[Dataset rows about figures]
◇ ◇ ◇ ◇

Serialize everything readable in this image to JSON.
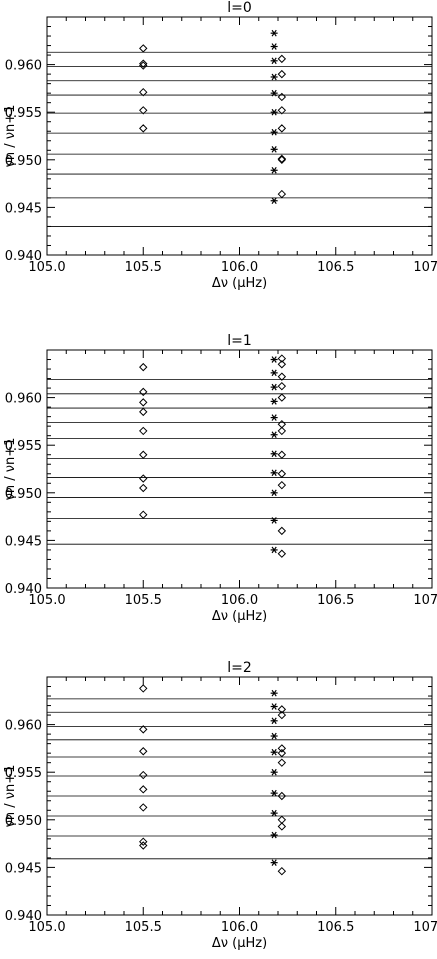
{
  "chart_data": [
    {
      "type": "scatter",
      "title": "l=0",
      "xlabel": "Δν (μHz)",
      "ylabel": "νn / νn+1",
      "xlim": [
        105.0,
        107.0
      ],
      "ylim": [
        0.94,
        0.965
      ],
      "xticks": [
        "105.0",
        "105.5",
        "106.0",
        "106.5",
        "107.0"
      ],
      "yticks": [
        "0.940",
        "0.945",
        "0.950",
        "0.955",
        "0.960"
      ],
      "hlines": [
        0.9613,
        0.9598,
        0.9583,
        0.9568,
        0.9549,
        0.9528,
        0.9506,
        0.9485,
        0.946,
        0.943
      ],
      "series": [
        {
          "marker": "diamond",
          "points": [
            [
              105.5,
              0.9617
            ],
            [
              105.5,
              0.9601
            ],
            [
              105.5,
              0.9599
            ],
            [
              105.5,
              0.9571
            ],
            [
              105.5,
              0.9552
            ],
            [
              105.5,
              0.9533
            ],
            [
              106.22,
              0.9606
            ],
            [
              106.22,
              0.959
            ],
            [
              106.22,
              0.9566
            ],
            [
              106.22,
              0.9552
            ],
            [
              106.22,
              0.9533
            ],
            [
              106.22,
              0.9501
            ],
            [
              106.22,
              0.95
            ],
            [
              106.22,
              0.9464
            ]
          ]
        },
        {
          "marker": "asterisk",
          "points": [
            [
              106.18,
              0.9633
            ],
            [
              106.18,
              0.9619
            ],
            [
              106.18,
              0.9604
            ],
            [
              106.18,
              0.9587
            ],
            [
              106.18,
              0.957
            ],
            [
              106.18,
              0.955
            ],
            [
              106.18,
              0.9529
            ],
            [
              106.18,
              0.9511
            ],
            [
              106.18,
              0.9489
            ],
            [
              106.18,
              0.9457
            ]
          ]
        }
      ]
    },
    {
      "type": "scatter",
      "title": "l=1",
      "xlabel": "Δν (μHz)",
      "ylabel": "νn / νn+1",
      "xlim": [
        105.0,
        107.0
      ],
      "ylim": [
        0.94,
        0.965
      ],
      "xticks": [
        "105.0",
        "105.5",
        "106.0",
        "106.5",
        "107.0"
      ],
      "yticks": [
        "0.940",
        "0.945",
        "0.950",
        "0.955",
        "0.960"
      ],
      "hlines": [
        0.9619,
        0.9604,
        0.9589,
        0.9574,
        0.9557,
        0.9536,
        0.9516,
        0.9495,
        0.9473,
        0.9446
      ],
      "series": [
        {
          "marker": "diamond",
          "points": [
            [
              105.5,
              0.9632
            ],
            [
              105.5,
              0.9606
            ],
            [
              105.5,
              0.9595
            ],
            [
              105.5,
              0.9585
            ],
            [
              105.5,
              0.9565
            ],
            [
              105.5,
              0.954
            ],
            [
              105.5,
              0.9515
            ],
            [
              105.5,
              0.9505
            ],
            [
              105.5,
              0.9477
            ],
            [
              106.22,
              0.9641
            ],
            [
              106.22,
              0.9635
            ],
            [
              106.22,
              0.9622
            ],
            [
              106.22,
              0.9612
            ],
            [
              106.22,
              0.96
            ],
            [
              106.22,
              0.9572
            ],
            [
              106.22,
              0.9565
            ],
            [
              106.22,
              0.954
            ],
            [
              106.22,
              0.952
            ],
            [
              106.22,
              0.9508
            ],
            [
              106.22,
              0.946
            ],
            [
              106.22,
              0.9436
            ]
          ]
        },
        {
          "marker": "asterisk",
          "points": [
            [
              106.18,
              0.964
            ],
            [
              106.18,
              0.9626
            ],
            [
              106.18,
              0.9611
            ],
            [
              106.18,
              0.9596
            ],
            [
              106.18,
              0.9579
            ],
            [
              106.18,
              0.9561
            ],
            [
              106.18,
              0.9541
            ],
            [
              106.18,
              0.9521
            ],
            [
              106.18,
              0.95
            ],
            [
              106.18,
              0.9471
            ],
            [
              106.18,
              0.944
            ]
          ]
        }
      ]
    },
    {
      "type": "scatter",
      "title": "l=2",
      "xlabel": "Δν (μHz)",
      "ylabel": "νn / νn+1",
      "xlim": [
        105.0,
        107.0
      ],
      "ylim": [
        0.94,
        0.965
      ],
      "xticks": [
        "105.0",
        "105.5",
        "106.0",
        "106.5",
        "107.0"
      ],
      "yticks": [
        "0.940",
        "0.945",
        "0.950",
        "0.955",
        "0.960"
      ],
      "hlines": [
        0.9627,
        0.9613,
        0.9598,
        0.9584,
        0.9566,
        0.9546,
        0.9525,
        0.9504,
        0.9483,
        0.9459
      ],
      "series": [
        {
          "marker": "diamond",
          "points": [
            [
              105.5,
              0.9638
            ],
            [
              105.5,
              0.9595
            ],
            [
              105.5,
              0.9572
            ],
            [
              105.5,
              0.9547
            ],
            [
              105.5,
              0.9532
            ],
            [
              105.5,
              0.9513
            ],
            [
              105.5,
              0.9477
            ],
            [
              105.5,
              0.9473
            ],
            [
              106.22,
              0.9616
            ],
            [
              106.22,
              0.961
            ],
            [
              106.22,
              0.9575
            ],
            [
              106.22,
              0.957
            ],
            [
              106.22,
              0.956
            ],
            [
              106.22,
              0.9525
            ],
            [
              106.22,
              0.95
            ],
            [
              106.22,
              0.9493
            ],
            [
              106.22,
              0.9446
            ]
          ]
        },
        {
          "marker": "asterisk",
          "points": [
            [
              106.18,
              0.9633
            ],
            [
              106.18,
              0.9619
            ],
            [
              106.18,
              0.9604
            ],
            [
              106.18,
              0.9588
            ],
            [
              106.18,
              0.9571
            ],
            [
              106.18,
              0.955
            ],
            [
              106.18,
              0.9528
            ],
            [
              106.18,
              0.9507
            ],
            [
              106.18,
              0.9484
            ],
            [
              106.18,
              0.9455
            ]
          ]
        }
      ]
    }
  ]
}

◇ ◇ ◇ ◇

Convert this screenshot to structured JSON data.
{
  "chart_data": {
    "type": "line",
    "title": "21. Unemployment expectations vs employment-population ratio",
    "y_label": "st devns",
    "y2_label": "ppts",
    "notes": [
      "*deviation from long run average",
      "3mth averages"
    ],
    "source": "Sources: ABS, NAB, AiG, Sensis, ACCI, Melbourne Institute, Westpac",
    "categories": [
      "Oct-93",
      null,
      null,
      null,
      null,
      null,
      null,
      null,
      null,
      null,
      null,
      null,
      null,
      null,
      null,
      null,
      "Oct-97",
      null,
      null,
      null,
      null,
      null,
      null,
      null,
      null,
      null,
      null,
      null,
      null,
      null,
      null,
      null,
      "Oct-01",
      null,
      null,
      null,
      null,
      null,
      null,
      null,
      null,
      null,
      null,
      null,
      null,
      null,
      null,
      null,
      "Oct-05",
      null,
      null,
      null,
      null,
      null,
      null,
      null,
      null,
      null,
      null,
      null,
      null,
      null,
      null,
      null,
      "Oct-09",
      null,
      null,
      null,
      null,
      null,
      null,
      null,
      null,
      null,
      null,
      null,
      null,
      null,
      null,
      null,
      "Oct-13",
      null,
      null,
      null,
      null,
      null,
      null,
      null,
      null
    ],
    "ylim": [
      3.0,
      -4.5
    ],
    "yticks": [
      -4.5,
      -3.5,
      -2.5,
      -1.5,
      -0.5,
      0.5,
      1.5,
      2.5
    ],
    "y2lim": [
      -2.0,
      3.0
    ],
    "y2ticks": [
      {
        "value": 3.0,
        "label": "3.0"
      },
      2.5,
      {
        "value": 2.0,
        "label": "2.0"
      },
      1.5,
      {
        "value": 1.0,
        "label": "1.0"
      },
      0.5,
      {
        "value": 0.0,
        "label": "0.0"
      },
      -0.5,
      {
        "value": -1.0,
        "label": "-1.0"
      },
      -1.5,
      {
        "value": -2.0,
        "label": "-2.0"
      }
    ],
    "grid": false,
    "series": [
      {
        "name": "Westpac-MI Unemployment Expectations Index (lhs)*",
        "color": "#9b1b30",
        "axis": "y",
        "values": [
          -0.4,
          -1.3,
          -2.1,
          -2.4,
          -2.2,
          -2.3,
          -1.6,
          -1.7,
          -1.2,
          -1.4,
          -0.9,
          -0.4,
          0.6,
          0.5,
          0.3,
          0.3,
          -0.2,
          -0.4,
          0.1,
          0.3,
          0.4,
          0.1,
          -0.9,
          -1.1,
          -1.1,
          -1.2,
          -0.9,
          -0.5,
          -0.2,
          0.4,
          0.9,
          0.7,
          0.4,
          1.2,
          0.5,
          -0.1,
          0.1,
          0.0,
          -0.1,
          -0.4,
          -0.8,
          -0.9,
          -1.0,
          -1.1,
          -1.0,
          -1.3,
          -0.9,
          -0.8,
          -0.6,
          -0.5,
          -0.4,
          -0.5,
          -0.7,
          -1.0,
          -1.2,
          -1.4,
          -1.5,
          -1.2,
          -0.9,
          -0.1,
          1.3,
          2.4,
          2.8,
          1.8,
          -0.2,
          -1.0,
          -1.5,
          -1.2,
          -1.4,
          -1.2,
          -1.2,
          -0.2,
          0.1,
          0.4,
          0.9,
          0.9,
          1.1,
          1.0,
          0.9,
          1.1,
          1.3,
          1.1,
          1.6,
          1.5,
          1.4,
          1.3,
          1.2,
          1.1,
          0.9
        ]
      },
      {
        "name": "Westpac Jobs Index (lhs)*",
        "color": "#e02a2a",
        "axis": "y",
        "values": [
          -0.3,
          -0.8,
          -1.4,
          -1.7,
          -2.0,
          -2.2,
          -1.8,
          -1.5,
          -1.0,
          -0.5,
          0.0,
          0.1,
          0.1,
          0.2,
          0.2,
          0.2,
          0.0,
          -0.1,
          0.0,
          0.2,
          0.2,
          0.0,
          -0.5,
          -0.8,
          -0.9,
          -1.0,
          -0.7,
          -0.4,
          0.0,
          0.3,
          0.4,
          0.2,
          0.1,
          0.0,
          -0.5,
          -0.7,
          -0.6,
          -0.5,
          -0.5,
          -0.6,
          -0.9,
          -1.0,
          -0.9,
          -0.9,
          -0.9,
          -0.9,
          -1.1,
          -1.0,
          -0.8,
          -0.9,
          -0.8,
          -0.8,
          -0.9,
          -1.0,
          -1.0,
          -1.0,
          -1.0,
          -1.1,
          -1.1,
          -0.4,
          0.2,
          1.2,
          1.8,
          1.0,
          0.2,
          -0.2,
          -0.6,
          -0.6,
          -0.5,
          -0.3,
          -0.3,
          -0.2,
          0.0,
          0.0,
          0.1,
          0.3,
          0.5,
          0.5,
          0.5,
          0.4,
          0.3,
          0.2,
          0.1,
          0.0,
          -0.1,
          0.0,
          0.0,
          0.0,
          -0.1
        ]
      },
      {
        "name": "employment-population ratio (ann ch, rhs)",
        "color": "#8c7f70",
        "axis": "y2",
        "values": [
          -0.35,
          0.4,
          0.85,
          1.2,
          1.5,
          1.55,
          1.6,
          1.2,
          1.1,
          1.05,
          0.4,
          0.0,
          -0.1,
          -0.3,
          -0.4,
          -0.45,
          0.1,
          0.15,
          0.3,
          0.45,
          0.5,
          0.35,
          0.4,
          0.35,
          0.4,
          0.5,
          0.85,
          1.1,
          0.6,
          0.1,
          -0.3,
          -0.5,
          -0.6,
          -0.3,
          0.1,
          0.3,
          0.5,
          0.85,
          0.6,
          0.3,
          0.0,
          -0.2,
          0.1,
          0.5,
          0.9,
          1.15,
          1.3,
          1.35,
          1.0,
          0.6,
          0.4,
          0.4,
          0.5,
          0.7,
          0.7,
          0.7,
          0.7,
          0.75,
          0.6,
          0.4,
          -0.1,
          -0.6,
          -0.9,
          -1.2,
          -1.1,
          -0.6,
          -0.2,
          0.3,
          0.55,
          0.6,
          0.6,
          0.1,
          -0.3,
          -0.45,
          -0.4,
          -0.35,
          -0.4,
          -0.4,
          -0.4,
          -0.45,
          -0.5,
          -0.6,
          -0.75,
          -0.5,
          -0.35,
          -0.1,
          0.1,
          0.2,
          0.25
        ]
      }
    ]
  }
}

◇ ◇ ◇ ◇

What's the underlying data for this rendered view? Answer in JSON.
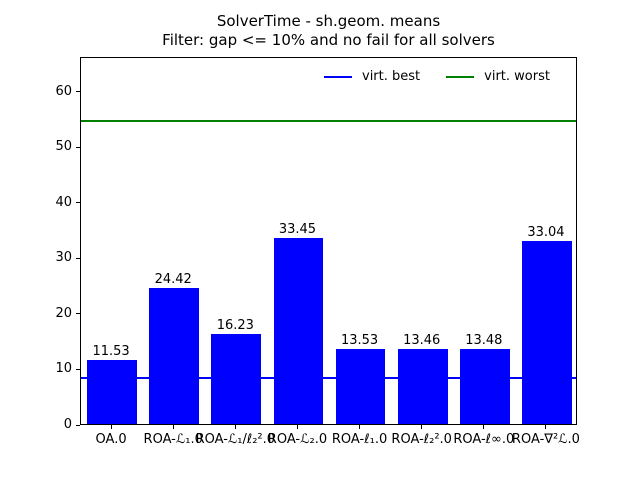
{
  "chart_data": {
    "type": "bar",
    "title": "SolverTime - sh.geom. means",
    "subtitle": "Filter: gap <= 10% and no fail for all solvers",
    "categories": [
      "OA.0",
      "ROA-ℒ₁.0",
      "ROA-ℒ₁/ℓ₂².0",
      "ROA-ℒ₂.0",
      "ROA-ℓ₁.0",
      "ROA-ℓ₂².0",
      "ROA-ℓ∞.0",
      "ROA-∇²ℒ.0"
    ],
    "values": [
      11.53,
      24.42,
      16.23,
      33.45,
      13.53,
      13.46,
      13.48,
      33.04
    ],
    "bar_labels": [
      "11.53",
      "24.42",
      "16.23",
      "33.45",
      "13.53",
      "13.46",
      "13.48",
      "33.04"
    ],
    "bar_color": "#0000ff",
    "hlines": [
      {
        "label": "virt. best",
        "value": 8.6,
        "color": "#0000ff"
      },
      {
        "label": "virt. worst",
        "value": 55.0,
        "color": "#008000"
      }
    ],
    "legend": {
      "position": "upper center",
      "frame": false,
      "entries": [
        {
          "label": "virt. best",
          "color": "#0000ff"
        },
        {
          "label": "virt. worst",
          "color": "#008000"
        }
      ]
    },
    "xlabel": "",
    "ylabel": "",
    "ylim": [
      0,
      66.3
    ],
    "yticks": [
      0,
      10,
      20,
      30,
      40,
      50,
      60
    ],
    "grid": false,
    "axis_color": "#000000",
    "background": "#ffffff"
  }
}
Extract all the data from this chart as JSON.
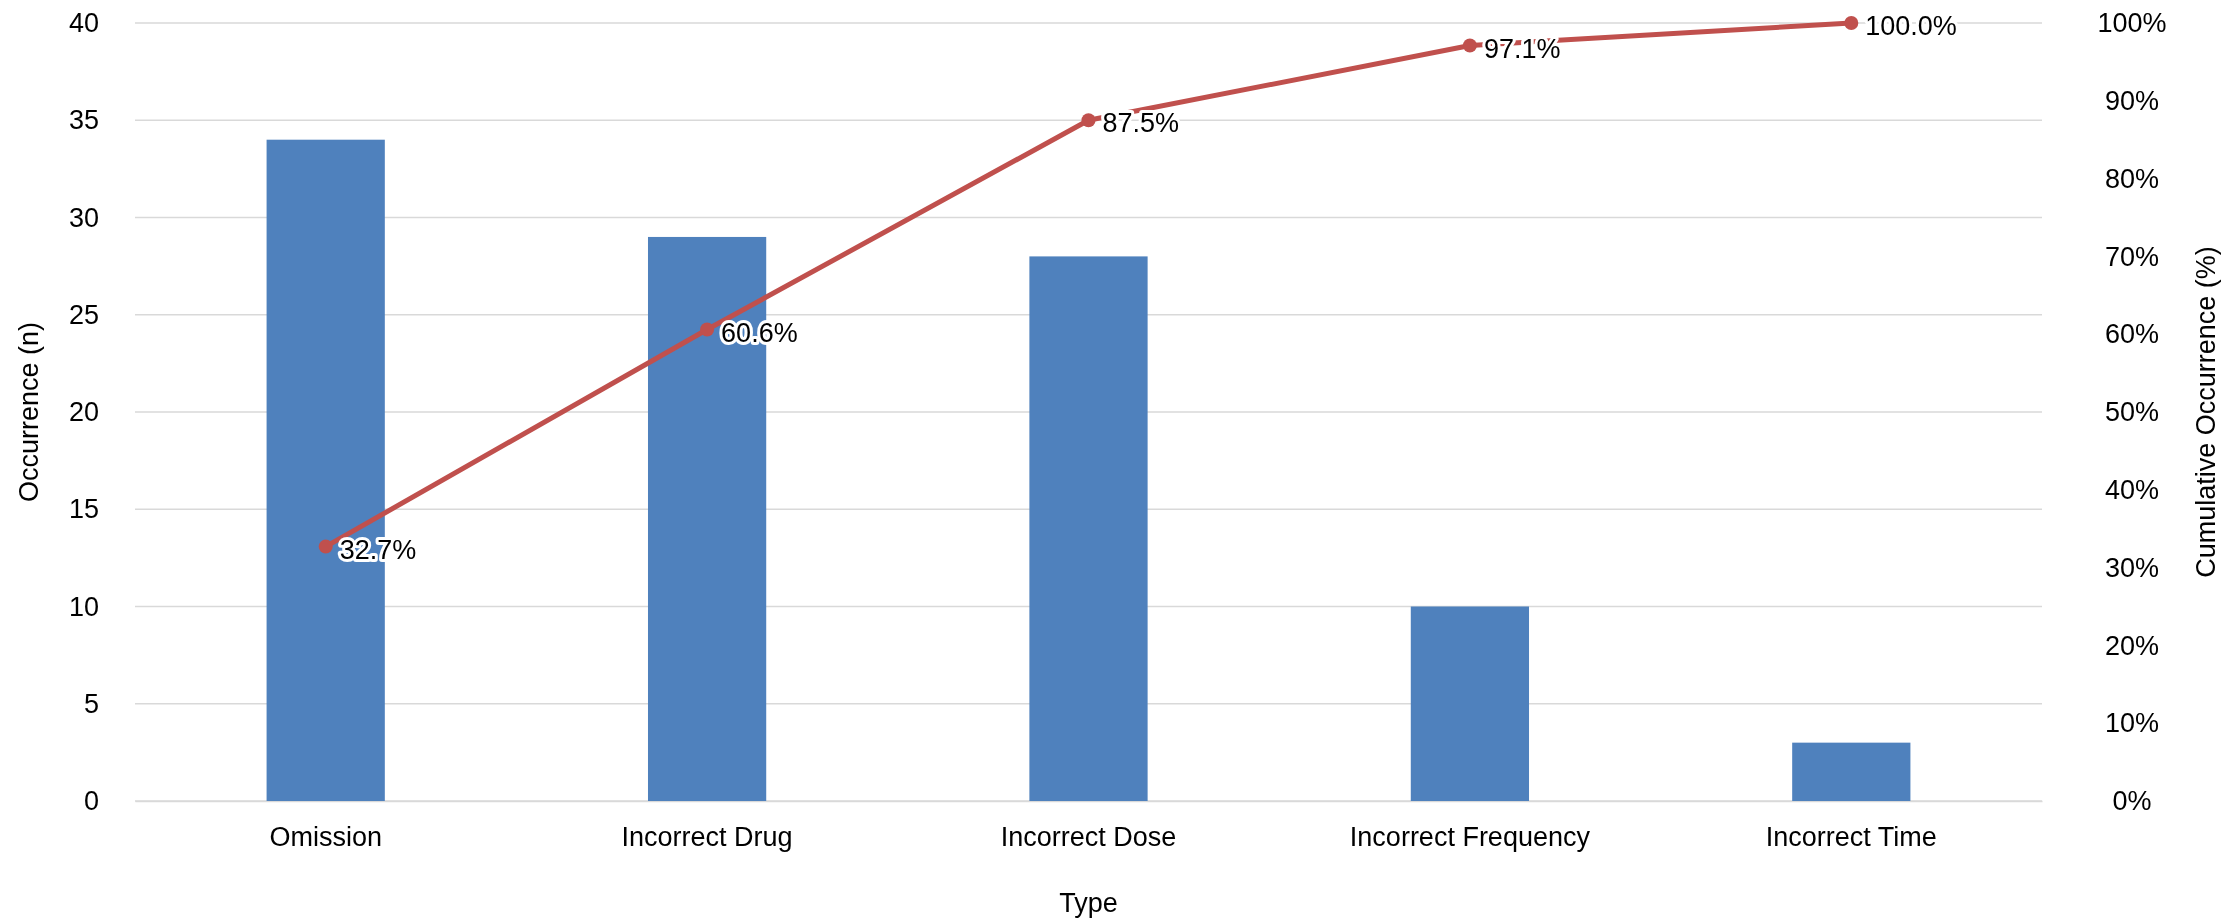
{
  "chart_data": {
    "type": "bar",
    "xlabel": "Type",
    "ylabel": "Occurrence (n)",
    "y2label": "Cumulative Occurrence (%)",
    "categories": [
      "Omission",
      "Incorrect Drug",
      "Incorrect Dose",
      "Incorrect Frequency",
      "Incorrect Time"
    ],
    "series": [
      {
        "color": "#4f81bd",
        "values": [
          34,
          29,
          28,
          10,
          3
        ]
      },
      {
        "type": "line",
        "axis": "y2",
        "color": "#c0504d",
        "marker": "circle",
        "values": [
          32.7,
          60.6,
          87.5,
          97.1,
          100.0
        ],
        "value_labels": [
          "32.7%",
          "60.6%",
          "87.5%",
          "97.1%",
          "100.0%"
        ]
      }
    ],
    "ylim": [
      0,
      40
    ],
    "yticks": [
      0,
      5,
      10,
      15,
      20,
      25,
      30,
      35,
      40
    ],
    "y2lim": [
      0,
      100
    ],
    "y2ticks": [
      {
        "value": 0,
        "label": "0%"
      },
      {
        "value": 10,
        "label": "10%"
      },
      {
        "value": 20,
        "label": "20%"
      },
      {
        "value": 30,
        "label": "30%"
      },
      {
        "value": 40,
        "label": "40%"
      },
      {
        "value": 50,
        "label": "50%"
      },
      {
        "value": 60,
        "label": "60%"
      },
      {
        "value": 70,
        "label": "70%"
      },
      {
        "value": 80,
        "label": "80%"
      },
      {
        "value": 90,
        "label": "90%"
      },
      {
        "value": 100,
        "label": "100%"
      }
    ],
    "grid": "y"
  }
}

◇ ◇ ◇ ◇

_WORK TO BE COMPLETED_
Scan the entries above. Copy each line that has the string "from".

_RESPONSE TO THE EXERCISE_
      "*deviation from long run average",
Extract all the data from this chart as JSON.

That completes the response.